| Extracted material |

--------

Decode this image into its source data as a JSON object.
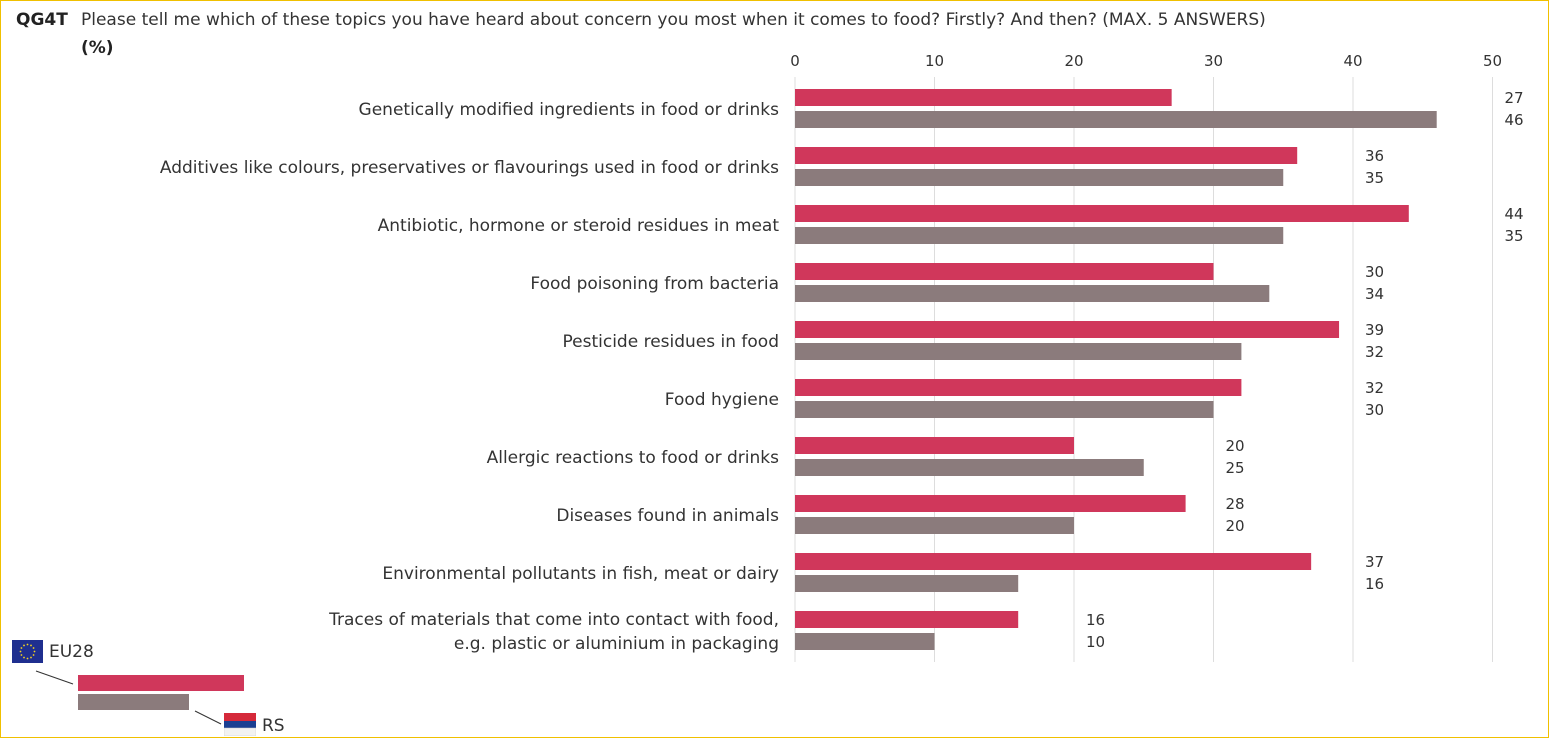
{
  "header": {
    "code": "QG4T",
    "question": "Please tell me which of these topics you have heard about concern you most when it comes to food? Firstly? And then? (MAX. 5 ANSWERS)",
    "unit": "(%)"
  },
  "chart_data": {
    "type": "bar",
    "orientation": "horizontal",
    "categories": [
      "Genetically modified ingredients in food or drinks",
      "Additives like colours, preservatives or flavourings used in food or drinks",
      "Antibiotic, hormone or steroid residues in meat",
      "Food poisoning from bacteria",
      "Pesticide residues in food",
      "Food hygiene",
      "Allergic reactions to food or drinks",
      "Diseases found in animals",
      "Environmental pollutants in fish, meat or dairy",
      "Traces of materials that come into contact with food,\ne.g. plastic or aluminium in packaging"
    ],
    "series": [
      {
        "name": "EU28",
        "color": "#d0375b",
        "values": [
          27,
          36,
          44,
          30,
          39,
          32,
          20,
          28,
          37,
          16
        ]
      },
      {
        "name": "RS",
        "color": "#8b7b7c",
        "values": [
          46,
          35,
          35,
          34,
          32,
          30,
          25,
          20,
          16,
          10
        ]
      }
    ],
    "xlim": [
      0,
      50
    ],
    "xticks": [
      0,
      10,
      20,
      30,
      40,
      50
    ],
    "grid": true,
    "legend_position": "bottom-left"
  },
  "legend": {
    "eu_label": "EU28",
    "rs_label": "RS"
  },
  "icons": {
    "eu_flag": "eu-flag-icon",
    "rs_flag": "serbia-flag-icon"
  }
}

--------

| Brief |
If a line in the entries contains the word "drinks", copy that line out.

| Written solution |
      "Genetically modified ingredients in food or drinks",
      "Additives like colours, preservatives or flavourings used in food or drinks",
      "Allergic reactions to food or drinks",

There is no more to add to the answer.